### Seçilmiş Bölüm
§ §

T Ü R K İ Y E ' N İ N    B İ R İ K İ M İ
Y A Z A R L A R 15 ŞUBAT 2006 ÇARŞAMBA
  Ana Sayfa
  Gündem
  Politika
  Ekonomi
  Dünya
  Aktüel
  Spor
  Yazarlar
  Televizyon
  Sağlık
  Bugünkü Yeni Şafak
 
  657'liler Ailesi
  Bilişim
  Çalışanın Sesi
  Diziler
  Düşünce Gündemi
  İzdüşüm
  Kültür-Sanat
  Nar-ı Beyza
  Okur Sözcüsü
  Röportaj
  Sinema
  Yemek
  Zamanda Yolculuk
 
  Bize Yazın
  Abone Formu
  Temsilcilikler
  Reklam
  Künye
 
  Arşiv

  Yeni Şafak'ta Ara
 

Hüseyin HATEMİ

İnancına göre yaşama

Trabzon'da bir rahibin vurulması çok acı ve üzücü olayı ile; başörtüsü acıları, aynı yanlışlığın farklı derecelerde tezahürleri midir?

Yoksa, bazılarının dediğine göre:

"her ikisinde de bir yanlışlık yok", veya "Papazın vurulmasında yanlışlık yok, fakat Danıştay kararı bizi yüreğimizden vurmuştur", yahut "Papazın vurulması yanlış, başörtüsünün daha geniş boyutlarda yasaklanması isabetlidir" mi diyeceğiz.

Bu konuda bir karar verebilmek için, çözümü "Genel ve Evrensel Hukuk İlkeleri"nde aramalıyız. Daha sonra da düşünmeliyiz: Pozitif Hukuk ile vardığımız çözüm uyuşmuyorsa, hangisini diğerine uyduracağız? Yahut her olayda başka "mizah" mı kullanacağız?

"Çifte standartlı"mı olacağız?

§ §

### Gereksinimler
Yazıya göre, rahibin vurulması ve başörtüsü konusunda bir karar verebilmek için çözüm hangi ilkelerde aranmalıdır? Veriler başka bir kaynaktan alınmıştır.

### Veri Bölümü

§ §

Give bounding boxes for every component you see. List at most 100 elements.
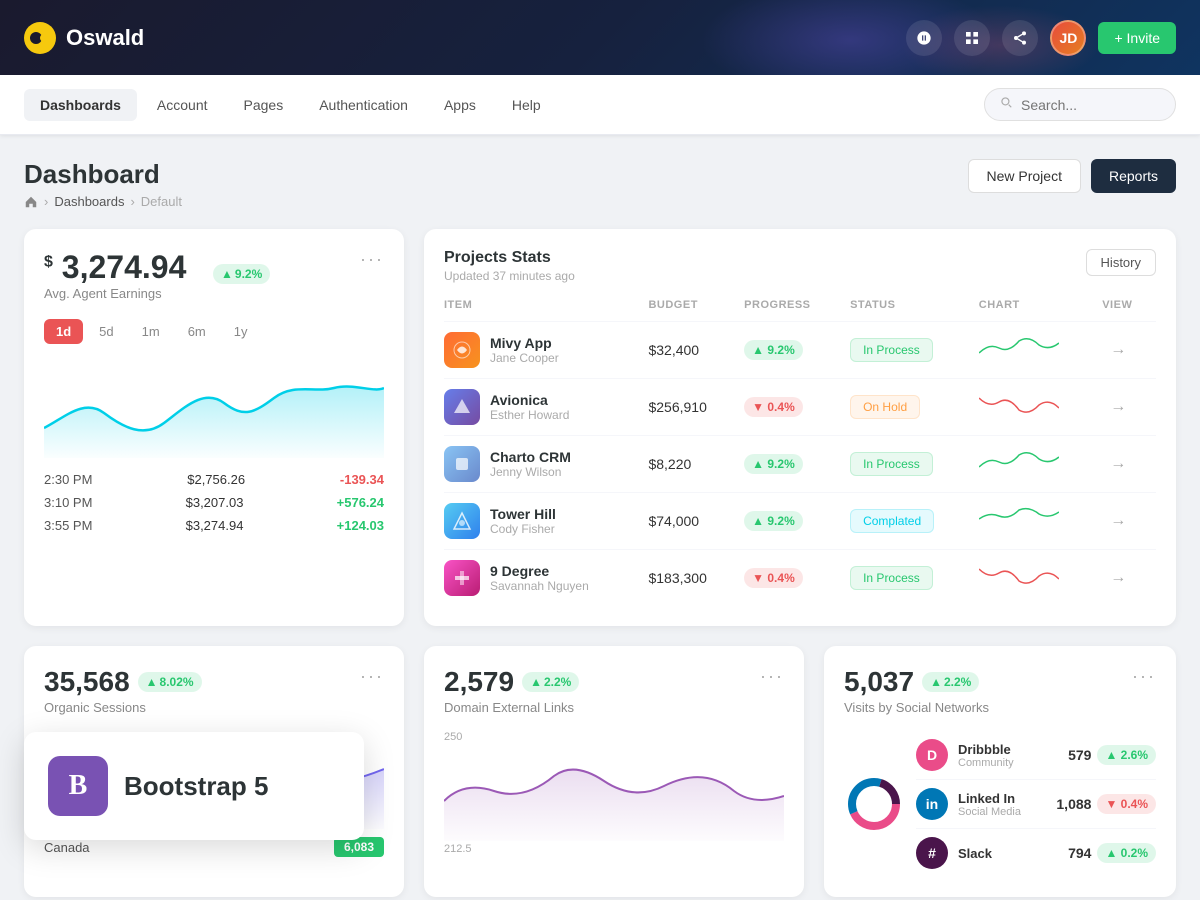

§ §

### Çözümlü Yanıt
Çözüm "Genel ve Evrensel Hukuk İlkeleri"nde aranmalıdır.